Output the records exactly as they appear, with no pictures included.

** Start PROVIDED DATA **

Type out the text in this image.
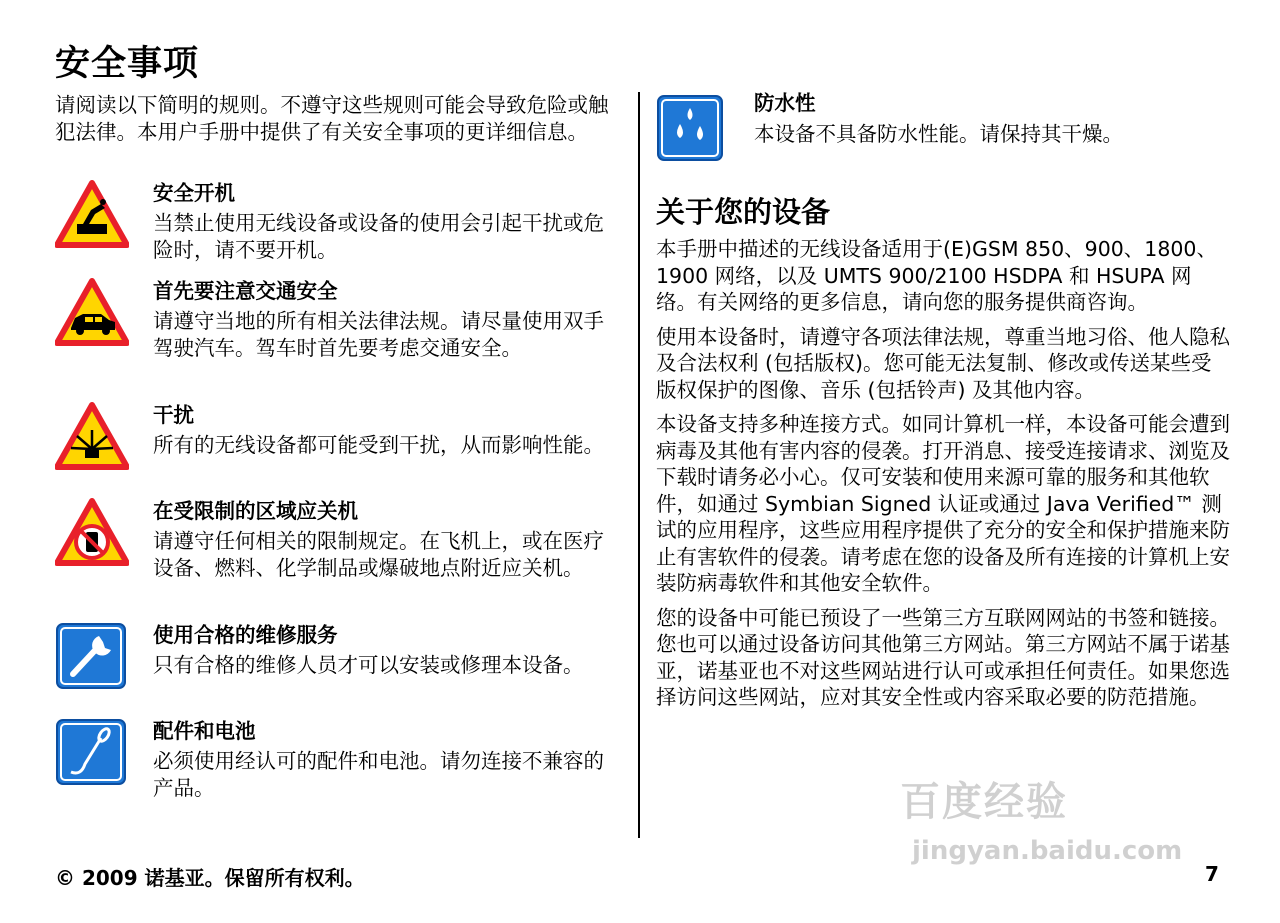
安全事项

请阅读以下简明的规则。不遵守这些规则可能会导致危险或触犯法律。本用户手册中提供了有关安全事项的更详细信息。

安全开机
当禁止使用无线设备或设备的使用会引起干扰或危险时，请不要开机。
首先要注意交通安全
请遵守当地的所有相关法律法规。请尽量使用双手驾驶汽车。驾车时首先要考虑交通安全。
干扰
所有的无线设备都可能受到干扰，从而影响性能。
在受限制的区域应关机
请遵守任何相关的限制规定。在飞机上，或在医疗设备、燃料、化学制品或爆破地点附近应关机。
使用合格的维修服务
只有合格的维修人员才可以安装或修理本设备。
配件和电池
必须使用经认可的配件和电池。请勿连接不兼容的产品。
防水性
本设备不具备防水性能。请保持其干燥。
关于您的设备

本手册中描述的无线设备适用于(E)GSM 850、900、1800、1900 网络，以及 UMTS 900/2100 HSDPA 和 HSUPA 网络。有关网络的更多信息，请向您的服务提供商咨询。

使用本设备时，请遵守各项法律法规，尊重当地习俗、他人隐私及合法权利 (包括版权)。您可能无法复制、修改或传送某些受版权保护的图像、音乐 (包括铃声) 及其他内容。

本设备支持多种连接方式。如同计算机一样，本设备可能会遭到病毒及其他有害内容的侵袭。打开消息、接受连接请求、浏览及下载时请务必小心。仅可安装和使用来源可靠的服务和其他软件，如通过 Symbian Signed 认证或通过 Java Verified™ 测试的应用程序，这些应用程序提供了充分的安全和保护措施来防止有害软件的侵袭。请考虑在您的设备及所有连接的计算机上安装防病毒软件和其他安全软件。

您的设备中可能已预设了一些第三方互联网网站的书签和链接。您也可以通过设备访问其他第三方网站。第三方网站不属于诺基亚，诺基亚也不对这些网站进行认可或承担任何责任。如果您选择访问这些网站，应对其安全性或内容采取必要的防范措施。

© 2009 诺基亚。保留所有权利。	7
百度经验
jingyan.baidu.com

** End PROVIDED DATA **

### SOLUTION TO THE PROBLEM:
Type out the text in this image.
安全事项

请阅读以下简明的规则。不遵守这些规则可能会导致危险或触犯法律。本用户手册中提供了有关安全事项的更详细信息。

安全开机
当禁止使用无线设备或设备的使用会引起干扰或危险时，请不要开机。
首先要注意交通安全
请遵守当地的所有相关法律法规。请尽量使用双手驾驶汽车。驾车时首先要考虑交通安全。
干扰
所有的无线设备都可能受到干扰，从而影响性能。
在受限制的区域应关机
请遵守任何相关的限制规定。在飞机上，或在医疗设备、燃料、化学制品或爆破地点附近应关机。
使用合格的维修服务
只有合格的维修人员才可以安装或修理本设备。
配件和电池
必须使用经认可的配件和电池。请勿连接不兼容的产品。
防水性
本设备不具备防水性能。请保持其干燥。
关于您的设备

本手册中描述的无线设备适用于(E)GSM 850、900、1800、1900 网络，以及 UMTS 900/2100 HSDPA 和 HSUPA 网络。有关网络的更多信息，请向您的服务提供商咨询。

使用本设备时，请遵守各项法律法规，尊重当地习俗、他人隐私及合法权利 (包括版权)。您可能无法复制、修改或传送某些受版权保护的图像、音乐 (包括铃声) 及其他内容。

本设备支持多种连接方式。如同计算机一样，本设备可能会遭到病毒及其他有害内容的侵袭。打开消息、接受连接请求、浏览及下载时请务必小心。仅可安装和使用来源可靠的服务和其他软件，如通过 Symbian Signed 认证或通过 Java Verified™ 测试的应用程序，这些应用程序提供了充分的安全和保护措施来防止有害软件的侵袭。请考虑在您的设备及所有连接的计算机上安装防病毒软件和其他安全软件。

您的设备中可能已预设了一些第三方互联网网站的书签和链接。您也可以通过设备访问其他第三方网站。第三方网站不属于诺基亚，诺基亚也不对这些网站进行认可或承担任何责任。如果您选择访问这些网站，应对其安全性或内容采取必要的防范措施。

© 2009 诺基亚。保留所有权利。	7
百度经验
jingyan.baidu.com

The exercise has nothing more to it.